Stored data
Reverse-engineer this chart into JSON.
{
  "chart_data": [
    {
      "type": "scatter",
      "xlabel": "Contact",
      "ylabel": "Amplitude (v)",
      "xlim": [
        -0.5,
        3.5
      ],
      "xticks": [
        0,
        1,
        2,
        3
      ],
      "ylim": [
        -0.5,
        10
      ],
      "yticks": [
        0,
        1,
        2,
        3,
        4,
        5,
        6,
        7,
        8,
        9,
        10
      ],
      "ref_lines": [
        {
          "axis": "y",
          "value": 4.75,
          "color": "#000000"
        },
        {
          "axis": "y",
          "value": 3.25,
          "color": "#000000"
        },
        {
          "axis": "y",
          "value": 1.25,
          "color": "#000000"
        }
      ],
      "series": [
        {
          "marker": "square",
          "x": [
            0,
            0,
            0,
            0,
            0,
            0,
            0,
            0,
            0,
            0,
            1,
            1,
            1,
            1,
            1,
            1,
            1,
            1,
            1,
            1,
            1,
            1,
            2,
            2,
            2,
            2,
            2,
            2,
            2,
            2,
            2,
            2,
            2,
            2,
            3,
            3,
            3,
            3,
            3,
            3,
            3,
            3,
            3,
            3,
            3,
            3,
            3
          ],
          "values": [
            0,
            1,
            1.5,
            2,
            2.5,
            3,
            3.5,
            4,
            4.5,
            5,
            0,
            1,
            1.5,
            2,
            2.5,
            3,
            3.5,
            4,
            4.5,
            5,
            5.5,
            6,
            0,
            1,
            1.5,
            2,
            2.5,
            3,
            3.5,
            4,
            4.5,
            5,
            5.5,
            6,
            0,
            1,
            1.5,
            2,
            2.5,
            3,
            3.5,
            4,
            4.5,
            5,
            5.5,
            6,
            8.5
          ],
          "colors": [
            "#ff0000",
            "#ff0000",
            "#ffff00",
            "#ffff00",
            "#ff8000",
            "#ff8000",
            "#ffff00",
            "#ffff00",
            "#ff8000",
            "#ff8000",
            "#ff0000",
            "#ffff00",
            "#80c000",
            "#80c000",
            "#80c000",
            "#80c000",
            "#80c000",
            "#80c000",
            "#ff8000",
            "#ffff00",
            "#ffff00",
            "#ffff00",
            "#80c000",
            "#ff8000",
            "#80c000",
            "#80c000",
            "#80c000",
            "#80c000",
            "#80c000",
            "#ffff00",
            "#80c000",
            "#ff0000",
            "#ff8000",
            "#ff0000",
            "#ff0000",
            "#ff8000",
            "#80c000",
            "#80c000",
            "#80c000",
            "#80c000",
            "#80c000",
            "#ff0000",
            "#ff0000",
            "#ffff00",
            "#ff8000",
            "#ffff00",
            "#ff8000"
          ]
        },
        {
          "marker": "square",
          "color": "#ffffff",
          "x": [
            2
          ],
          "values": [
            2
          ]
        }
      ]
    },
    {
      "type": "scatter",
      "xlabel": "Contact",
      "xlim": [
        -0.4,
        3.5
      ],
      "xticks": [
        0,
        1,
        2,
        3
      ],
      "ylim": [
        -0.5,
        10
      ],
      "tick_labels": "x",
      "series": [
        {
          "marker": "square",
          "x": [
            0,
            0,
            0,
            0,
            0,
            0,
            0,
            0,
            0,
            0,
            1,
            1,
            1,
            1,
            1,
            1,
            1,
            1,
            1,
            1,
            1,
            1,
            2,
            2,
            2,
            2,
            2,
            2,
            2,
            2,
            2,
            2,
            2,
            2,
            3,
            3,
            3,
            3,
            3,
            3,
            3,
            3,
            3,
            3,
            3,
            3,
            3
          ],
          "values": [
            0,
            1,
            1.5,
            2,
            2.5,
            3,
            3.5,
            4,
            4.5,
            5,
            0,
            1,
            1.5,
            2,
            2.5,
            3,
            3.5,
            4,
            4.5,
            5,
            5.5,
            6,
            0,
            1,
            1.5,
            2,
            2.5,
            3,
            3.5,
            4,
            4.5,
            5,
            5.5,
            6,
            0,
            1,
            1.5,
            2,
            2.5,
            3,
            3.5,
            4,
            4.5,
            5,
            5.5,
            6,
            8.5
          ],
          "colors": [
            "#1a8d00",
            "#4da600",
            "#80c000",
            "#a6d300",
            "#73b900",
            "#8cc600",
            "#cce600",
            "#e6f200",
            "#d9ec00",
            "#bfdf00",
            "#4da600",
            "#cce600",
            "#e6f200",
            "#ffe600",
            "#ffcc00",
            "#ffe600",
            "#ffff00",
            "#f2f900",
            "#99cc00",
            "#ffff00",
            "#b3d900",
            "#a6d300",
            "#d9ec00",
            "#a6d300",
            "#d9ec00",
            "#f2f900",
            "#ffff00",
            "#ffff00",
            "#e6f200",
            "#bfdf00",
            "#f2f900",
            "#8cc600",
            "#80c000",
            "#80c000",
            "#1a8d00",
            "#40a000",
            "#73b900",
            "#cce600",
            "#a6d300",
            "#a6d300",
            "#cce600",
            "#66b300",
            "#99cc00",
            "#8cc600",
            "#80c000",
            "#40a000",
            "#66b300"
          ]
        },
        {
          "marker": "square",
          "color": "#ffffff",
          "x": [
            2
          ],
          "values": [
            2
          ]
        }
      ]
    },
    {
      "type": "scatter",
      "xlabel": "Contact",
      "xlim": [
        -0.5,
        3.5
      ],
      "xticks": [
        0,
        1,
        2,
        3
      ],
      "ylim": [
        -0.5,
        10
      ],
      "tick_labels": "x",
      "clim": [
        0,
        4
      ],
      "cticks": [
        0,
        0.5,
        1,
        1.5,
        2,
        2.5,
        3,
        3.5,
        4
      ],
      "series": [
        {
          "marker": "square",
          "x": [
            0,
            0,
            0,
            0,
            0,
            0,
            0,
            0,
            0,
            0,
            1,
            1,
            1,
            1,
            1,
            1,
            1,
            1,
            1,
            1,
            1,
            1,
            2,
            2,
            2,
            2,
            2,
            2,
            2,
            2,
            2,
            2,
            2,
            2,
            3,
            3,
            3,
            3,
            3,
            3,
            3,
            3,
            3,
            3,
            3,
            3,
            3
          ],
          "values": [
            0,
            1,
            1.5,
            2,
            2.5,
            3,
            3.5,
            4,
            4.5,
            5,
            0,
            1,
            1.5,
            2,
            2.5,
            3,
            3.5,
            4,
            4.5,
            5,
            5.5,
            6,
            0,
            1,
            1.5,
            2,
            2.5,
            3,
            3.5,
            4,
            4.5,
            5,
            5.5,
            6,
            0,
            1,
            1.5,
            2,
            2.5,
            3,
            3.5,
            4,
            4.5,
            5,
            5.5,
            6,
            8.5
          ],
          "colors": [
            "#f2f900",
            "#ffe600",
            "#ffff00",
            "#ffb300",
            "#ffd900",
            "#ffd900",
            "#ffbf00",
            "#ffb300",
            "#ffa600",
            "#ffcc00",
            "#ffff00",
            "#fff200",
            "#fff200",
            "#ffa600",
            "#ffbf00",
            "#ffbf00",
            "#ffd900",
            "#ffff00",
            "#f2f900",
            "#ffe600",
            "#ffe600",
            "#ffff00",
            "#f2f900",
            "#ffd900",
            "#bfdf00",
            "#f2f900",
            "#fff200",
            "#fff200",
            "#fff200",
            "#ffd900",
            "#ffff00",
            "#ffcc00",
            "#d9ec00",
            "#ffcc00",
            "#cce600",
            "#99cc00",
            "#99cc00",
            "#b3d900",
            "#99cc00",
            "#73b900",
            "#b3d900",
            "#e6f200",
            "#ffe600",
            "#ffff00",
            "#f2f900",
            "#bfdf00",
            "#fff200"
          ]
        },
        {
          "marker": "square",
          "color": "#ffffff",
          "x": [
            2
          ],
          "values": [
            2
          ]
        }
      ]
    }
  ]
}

WHAT YOU WILL DO:
Copy out the material above in its entirety. Every detail must match.

CORRECT OUTPUT:
Reverse-engineer this chart into JSON.
{
  "chart_data": [
    {
      "type": "scatter",
      "xlabel": "Contact",
      "ylabel": "Amplitude (v)",
      "xlim": [
        -0.5,
        3.5
      ],
      "xticks": [
        0,
        1,
        2,
        3
      ],
      "ylim": [
        -0.5,
        10
      ],
      "yticks": [
        0,
        1,
        2,
        3,
        4,
        5,
        6,
        7,
        8,
        9,
        10
      ],
      "ref_lines": [
        {
          "axis": "y",
          "value": 4.75,
          "color": "#000000"
        },
        {
          "axis": "y",
          "value": 3.25,
          "color": "#000000"
        },
        {
          "axis": "y",
          "value": 1.25,
          "color": "#000000"
        }
      ],
      "series": [
        {
          "marker": "square",
          "x": [
            0,
            0,
            0,
            0,
            0,
            0,
            0,
            0,
            0,
            0,
            1,
            1,
            1,
            1,
            1,
            1,
            1,
            1,
            1,
            1,
            1,
            1,
            2,
            2,
            2,
            2,
            2,
            2,
            2,
            2,
            2,
            2,
            2,
            2,
            3,
            3,
            3,
            3,
            3,
            3,
            3,
            3,
            3,
            3,
            3,
            3,
            3
          ],
          "values": [
            0,
            1,
            1.5,
            2,
            2.5,
            3,
            3.5,
            4,
            4.5,
            5,
            0,
            1,
            1.5,
            2,
            2.5,
            3,
            3.5,
            4,
            4.5,
            5,
            5.5,
            6,
            0,
            1,
            1.5,
            2,
            2.5,
            3,
            3.5,
            4,
            4.5,
            5,
            5.5,
            6,
            0,
            1,
            1.5,
            2,
            2.5,
            3,
            3.5,
            4,
            4.5,
            5,
            5.5,
            6,
            8.5
          ],
          "colors": [
            "#ff0000",
            "#ff0000",
            "#ffff00",
            "#ffff00",
            "#ff8000",
            "#ff8000",
            "#ffff00",
            "#ffff00",
            "#ff8000",
            "#ff8000",
            "#ff0000",
            "#ffff00",
            "#80c000",
            "#80c000",
            "#80c000",
            "#80c000",
            "#80c000",
            "#80c000",
            "#ff8000",
            "#ffff00",
            "#ffff00",
            "#ffff00",
            "#80c000",
            "#ff8000",
            "#80c000",
            "#80c000",
            "#80c000",
            "#80c000",
            "#80c000",
            "#ffff00",
            "#80c000",
            "#ff0000",
            "#ff8000",
            "#ff0000",
            "#ff0000",
            "#ff8000",
            "#80c000",
            "#80c000",
            "#80c000",
            "#80c000",
            "#80c000",
            "#ff0000",
            "#ff0000",
            "#ffff00",
            "#ff8000",
            "#ffff00",
            "#ff8000"
          ]
        },
        {
          "marker": "square",
          "color": "#ffffff",
          "x": [
            2
          ],
          "values": [
            2
          ]
        }
      ]
    },
    {
      "type": "scatter",
      "xlabel": "Contact",
      "xlim": [
        -0.4,
        3.5
      ],
      "xticks": [
        0,
        1,
        2,
        3
      ],
      "ylim": [
        -0.5,
        10
      ],
      "tick_labels": "x",
      "series": [
        {
          "marker": "square",
          "x": [
            0,
            0,
            0,
            0,
            0,
            0,
            0,
            0,
            0,
            0,
            1,
            1,
            1,
            1,
            1,
            1,
            1,
            1,
            1,
            1,
            1,
            1,
            2,
            2,
            2,
            2,
            2,
            2,
            2,
            2,
            2,
            2,
            2,
            2,
            3,
            3,
            3,
            3,
            3,
            3,
            3,
            3,
            3,
            3,
            3,
            3,
            3
          ],
          "values": [
            0,
            1,
            1.5,
            2,
            2.5,
            3,
            3.5,
            4,
            4.5,
            5,
            0,
            1,
            1.5,
            2,
            2.5,
            3,
            3.5,
            4,
            4.5,
            5,
            5.5,
            6,
            0,
            1,
            1.5,
            2,
            2.5,
            3,
            3.5,
            4,
            4.5,
            5,
            5.5,
            6,
            0,
            1,
            1.5,
            2,
            2.5,
            3,
            3.5,
            4,
            4.5,
            5,
            5.5,
            6,
            8.5
          ],
          "colors": [
            "#1a8d00",
            "#4da600",
            "#80c000",
            "#a6d300",
            "#73b900",
            "#8cc600",
            "#cce600",
            "#e6f200",
            "#d9ec00",
            "#bfdf00",
            "#4da600",
            "#cce600",
            "#e6f200",
            "#ffe600",
            "#ffcc00",
            "#ffe600",
            "#ffff00",
            "#f2f900",
            "#99cc00",
            "#ffff00",
            "#b3d900",
            "#a6d300",
            "#d9ec00",
            "#a6d300",
            "#d9ec00",
            "#f2f900",
            "#ffff00",
            "#ffff00",
            "#e6f200",
            "#bfdf00",
            "#f2f900",
            "#8cc600",
            "#80c000",
            "#80c000",
            "#1a8d00",
            "#40a000",
            "#73b900",
            "#cce600",
            "#a6d300",
            "#a6d300",
            "#cce600",
            "#66b300",
            "#99cc00",
            "#8cc600",
            "#80c000",
            "#40a000",
            "#66b300"
          ]
        },
        {
          "marker": "square",
          "color": "#ffffff",
          "x": [
            2
          ],
          "values": [
            2
          ]
        }
      ]
    },
    {
      "type": "scatter",
      "xlabel": "Contact",
      "xlim": [
        -0.5,
        3.5
      ],
      "xticks": [
        0,
        1,
        2,
        3
      ],
      "ylim": [
        -0.5,
        10
      ],
      "tick_labels": "x",
      "clim": [
        0,
        4
      ],
      "cticks": [
        0,
        0.5,
        1,
        1.5,
        2,
        2.5,
        3,
        3.5,
        4
      ],
      "series": [
        {
          "marker": "square",
          "x": [
            0,
            0,
            0,
            0,
            0,
            0,
            0,
            0,
            0,
            0,
            1,
            1,
            1,
            1,
            1,
            1,
            1,
            1,
            1,
            1,
            1,
            1,
            2,
            2,
            2,
            2,
            2,
            2,
            2,
            2,
            2,
            2,
            2,
            2,
            3,
            3,
            3,
            3,
            3,
            3,
            3,
            3,
            3,
            3,
            3,
            3,
            3
          ],
          "values": [
            0,
            1,
            1.5,
            2,
            2.5,
            3,
            3.5,
            4,
            4.5,
            5,
            0,
            1,
            1.5,
            2,
            2.5,
            3,
            3.5,
            4,
            4.5,
            5,
            5.5,
            6,
            0,
            1,
            1.5,
            2,
            2.5,
            3,
            3.5,
            4,
            4.5,
            5,
            5.5,
            6,
            0,
            1,
            1.5,
            2,
            2.5,
            3,
            3.5,
            4,
            4.5,
            5,
            5.5,
            6,
            8.5
          ],
          "colors": [
            "#f2f900",
            "#ffe600",
            "#ffff00",
            "#ffb300",
            "#ffd900",
            "#ffd900",
            "#ffbf00",
            "#ffb300",
            "#ffa600",
            "#ffcc00",
            "#ffff00",
            "#fff200",
            "#fff200",
            "#ffa600",
            "#ffbf00",
            "#ffbf00",
            "#ffd900",
            "#ffff00",
            "#f2f900",
            "#ffe600",
            "#ffe600",
            "#ffff00",
            "#f2f900",
            "#ffd900",
            "#bfdf00",
            "#f2f900",
            "#fff200",
            "#fff200",
            "#fff200",
            "#ffd900",
            "#ffff00",
            "#ffcc00",
            "#d9ec00",
            "#ffcc00",
            "#cce600",
            "#99cc00",
            "#99cc00",
            "#b3d900",
            "#99cc00",
            "#73b900",
            "#b3d900",
            "#e6f200",
            "#ffe600",
            "#ffff00",
            "#f2f900",
            "#bfdf00",
            "#fff200"
          ]
        },
        {
          "marker": "square",
          "color": "#ffffff",
          "x": [
            2
          ],
          "values": [
            2
          ]
        }
      ]
    }
  ]
}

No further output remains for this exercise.